___ Data supplied ___

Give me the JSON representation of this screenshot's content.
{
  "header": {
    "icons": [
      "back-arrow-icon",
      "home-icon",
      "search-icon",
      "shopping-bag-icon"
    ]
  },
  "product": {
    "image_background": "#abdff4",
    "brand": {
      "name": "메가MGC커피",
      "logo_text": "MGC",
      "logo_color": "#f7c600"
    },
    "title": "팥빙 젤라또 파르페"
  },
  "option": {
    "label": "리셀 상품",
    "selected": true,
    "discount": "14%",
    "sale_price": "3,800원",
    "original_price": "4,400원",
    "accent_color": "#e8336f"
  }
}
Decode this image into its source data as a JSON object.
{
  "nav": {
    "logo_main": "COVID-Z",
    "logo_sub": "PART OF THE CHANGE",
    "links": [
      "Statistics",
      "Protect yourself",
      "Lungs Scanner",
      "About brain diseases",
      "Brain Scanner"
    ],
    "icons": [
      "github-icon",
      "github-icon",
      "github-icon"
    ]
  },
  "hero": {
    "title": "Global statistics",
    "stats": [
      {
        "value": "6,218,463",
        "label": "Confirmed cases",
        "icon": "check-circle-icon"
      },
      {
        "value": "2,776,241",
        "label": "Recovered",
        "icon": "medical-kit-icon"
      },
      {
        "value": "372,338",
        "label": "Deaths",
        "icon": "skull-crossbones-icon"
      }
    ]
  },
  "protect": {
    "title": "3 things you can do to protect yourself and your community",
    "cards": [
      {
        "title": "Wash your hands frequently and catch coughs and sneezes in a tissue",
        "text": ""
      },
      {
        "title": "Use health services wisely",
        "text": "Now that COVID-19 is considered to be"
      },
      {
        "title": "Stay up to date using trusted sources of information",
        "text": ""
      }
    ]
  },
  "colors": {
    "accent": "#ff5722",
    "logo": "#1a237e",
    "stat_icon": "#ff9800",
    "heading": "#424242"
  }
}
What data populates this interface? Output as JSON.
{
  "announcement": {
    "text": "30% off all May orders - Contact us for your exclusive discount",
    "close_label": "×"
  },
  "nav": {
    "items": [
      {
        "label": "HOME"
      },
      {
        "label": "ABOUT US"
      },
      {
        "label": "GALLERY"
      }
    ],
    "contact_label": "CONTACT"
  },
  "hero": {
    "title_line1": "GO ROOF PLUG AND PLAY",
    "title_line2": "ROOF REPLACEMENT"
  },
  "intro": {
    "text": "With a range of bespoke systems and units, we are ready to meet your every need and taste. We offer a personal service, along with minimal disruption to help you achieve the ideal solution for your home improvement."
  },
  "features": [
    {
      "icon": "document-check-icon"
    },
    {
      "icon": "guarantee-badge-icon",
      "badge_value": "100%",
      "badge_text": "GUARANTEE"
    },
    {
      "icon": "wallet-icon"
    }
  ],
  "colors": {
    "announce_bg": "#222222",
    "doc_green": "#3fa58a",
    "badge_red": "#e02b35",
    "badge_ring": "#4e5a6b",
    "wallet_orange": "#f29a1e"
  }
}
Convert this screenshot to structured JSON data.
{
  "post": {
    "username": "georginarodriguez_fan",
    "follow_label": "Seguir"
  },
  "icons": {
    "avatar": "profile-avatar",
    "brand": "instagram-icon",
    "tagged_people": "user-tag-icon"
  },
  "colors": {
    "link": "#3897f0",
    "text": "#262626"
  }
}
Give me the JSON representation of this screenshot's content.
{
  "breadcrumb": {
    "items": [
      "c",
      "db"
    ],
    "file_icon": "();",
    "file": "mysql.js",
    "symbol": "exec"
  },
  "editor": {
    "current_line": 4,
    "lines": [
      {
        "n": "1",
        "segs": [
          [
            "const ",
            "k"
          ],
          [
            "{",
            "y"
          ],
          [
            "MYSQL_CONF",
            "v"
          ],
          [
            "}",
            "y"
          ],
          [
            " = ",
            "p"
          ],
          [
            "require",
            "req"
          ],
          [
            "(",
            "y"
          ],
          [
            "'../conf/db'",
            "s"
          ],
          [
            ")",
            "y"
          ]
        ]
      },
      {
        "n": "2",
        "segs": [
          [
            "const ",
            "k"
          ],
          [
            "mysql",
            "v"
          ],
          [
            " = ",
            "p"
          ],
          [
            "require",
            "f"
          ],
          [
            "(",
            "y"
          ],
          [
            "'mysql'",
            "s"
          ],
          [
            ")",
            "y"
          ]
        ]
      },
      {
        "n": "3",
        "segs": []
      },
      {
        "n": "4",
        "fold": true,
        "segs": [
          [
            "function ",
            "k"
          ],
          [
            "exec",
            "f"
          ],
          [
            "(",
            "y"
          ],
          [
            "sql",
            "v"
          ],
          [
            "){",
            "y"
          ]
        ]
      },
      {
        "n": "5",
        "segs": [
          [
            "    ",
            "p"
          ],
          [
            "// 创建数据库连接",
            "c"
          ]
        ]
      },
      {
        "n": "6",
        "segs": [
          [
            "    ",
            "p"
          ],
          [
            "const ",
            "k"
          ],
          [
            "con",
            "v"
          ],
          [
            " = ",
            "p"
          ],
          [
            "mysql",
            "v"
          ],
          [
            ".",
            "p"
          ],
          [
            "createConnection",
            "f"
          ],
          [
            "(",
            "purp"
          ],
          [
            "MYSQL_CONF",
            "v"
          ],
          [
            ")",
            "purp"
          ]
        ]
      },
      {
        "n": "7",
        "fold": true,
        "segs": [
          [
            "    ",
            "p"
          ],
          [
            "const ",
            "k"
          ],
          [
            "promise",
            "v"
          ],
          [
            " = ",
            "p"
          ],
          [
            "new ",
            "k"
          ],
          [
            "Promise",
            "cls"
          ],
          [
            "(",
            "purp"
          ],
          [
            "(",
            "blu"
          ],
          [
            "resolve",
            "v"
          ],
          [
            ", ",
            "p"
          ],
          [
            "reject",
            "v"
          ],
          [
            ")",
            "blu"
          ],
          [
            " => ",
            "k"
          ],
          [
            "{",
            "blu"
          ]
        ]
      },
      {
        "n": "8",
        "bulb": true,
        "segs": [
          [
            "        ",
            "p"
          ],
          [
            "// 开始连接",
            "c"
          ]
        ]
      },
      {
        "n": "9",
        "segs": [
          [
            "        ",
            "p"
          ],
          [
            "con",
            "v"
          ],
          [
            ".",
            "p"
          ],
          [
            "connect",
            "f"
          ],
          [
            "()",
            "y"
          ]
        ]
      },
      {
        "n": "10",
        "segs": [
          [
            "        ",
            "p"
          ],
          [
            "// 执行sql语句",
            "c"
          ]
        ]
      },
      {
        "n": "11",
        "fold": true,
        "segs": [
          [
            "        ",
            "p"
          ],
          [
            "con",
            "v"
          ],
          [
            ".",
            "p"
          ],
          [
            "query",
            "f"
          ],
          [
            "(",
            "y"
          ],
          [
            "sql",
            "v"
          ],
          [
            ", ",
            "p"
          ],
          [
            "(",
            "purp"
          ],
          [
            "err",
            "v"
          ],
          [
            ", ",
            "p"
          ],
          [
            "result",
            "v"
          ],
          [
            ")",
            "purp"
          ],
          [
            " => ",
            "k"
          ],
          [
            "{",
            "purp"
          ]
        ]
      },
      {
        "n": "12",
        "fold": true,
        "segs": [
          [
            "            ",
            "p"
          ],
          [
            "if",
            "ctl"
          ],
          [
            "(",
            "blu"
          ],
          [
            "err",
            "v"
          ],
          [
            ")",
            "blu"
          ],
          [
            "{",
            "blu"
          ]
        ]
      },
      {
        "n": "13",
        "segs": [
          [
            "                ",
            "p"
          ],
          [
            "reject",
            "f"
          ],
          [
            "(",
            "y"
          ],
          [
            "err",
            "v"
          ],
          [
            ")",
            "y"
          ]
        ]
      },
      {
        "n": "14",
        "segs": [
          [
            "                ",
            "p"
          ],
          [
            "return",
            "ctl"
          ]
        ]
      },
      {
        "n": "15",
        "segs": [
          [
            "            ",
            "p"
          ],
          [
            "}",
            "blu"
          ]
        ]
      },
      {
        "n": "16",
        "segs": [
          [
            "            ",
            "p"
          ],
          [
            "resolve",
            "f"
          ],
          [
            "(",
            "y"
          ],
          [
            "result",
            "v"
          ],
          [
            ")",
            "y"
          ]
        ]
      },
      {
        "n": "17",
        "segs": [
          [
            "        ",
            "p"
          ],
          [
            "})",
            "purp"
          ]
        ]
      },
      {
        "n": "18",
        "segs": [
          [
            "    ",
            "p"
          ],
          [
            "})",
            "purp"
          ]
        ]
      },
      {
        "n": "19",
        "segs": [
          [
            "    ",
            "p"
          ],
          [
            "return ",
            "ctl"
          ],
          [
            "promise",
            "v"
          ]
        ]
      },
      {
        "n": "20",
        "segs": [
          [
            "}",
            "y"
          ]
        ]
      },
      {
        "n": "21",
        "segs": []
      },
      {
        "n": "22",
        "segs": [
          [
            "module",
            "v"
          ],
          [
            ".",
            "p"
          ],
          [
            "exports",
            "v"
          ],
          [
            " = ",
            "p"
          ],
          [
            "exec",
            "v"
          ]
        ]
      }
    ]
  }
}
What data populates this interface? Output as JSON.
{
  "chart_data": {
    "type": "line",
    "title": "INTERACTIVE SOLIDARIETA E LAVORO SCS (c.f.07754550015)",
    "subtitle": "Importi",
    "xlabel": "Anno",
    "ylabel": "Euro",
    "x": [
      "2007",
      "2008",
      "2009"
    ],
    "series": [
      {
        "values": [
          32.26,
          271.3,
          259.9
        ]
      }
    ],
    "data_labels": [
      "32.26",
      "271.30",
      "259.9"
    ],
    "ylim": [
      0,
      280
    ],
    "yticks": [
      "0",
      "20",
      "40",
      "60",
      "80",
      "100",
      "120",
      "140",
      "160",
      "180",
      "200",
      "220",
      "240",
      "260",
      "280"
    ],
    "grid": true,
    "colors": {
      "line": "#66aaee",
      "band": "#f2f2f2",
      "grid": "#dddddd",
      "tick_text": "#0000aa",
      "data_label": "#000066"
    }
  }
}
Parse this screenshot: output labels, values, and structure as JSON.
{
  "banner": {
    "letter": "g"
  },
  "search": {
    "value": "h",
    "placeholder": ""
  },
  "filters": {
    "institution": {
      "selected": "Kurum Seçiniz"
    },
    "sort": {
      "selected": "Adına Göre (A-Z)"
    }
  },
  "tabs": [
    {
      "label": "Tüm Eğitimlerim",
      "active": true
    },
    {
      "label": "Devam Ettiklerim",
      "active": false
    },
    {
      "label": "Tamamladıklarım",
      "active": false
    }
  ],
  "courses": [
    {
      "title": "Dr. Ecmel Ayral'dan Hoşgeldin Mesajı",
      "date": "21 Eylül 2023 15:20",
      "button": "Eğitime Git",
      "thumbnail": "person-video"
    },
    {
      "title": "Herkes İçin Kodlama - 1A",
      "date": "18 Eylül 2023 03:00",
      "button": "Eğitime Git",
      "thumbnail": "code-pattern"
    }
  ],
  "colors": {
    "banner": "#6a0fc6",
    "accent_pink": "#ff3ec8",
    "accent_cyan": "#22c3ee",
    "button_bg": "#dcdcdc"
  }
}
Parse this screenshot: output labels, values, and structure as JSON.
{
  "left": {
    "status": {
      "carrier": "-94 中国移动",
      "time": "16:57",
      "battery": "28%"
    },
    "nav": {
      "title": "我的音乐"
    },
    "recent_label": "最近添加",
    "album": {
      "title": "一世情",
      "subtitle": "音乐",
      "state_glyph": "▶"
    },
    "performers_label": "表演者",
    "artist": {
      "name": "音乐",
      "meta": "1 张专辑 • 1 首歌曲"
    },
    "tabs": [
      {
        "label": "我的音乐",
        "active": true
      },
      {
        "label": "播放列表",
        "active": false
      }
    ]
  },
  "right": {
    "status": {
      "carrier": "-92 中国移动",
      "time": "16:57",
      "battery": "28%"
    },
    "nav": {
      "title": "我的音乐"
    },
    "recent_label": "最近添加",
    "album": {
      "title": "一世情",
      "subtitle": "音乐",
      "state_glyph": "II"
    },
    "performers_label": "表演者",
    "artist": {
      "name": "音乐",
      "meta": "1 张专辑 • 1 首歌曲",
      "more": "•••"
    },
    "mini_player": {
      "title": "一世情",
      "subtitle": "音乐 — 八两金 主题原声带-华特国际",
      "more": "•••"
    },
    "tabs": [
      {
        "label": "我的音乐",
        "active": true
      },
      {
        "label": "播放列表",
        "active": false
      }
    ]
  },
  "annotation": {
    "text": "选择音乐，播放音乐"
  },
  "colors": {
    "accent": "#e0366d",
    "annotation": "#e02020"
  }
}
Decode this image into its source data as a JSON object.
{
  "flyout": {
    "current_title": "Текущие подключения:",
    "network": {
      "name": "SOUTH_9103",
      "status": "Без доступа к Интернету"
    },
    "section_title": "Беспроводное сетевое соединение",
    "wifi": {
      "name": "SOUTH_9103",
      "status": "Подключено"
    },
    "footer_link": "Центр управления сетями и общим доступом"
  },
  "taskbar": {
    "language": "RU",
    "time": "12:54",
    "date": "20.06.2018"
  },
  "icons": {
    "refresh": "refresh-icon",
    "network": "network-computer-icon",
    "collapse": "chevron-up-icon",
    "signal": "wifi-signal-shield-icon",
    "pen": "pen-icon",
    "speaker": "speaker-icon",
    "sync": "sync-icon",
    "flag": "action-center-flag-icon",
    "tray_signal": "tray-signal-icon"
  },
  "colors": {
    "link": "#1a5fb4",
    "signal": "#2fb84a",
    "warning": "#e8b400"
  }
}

___

Required work
Write out every line of the entries that holds the word "yourself".

Answer to this exercise
      "Protect yourself",
    "title": "3 things you can do to protect yourself and your community",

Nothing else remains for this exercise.